**Task brief**.
Find the lines containing the word "China" and copy every one of them.

╭─ Items

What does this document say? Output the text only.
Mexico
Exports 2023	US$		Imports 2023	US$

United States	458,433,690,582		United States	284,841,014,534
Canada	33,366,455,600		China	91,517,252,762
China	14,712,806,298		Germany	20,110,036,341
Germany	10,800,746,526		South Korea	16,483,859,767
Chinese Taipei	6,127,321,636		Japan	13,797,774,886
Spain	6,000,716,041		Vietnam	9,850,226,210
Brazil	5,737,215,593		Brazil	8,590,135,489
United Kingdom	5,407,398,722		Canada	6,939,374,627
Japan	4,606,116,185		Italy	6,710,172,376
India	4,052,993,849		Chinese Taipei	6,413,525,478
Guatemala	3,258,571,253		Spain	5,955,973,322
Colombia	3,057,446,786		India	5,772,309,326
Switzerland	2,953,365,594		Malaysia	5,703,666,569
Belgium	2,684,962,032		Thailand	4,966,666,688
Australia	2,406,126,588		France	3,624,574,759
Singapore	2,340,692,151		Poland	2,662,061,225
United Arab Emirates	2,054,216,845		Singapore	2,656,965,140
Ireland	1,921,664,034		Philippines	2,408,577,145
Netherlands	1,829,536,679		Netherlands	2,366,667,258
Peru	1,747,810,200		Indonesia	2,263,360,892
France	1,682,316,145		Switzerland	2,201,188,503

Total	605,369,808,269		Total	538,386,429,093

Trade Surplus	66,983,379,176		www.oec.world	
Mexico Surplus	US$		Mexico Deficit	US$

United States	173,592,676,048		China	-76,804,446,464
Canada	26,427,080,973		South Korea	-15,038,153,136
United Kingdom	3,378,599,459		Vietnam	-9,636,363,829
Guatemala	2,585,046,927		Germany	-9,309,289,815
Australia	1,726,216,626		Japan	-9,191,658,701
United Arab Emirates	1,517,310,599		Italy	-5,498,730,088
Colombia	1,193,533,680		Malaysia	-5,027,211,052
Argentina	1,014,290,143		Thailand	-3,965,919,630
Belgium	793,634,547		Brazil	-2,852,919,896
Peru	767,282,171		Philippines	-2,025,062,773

╰─
╭─ Items

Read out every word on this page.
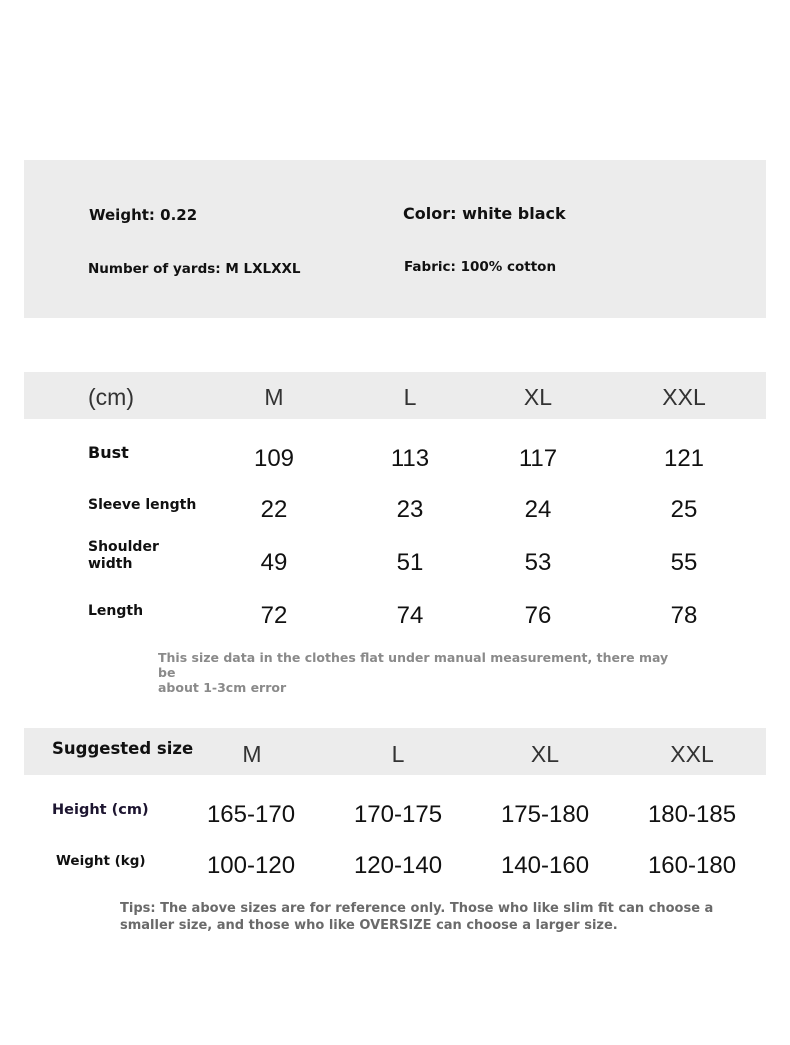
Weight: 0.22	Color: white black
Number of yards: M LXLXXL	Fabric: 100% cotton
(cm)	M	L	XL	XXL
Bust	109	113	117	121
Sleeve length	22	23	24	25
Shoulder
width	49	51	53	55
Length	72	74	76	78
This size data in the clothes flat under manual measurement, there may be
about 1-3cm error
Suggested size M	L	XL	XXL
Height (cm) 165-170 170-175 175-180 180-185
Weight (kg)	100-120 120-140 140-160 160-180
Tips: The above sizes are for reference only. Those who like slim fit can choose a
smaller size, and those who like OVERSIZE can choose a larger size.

╰─

**Task solution**.
Canada	33,366,455,600		China	91,517,252,762
China	14,712,806,298		Germany	20,110,036,341
United States	173,592,676,048		China	-76,804,446,464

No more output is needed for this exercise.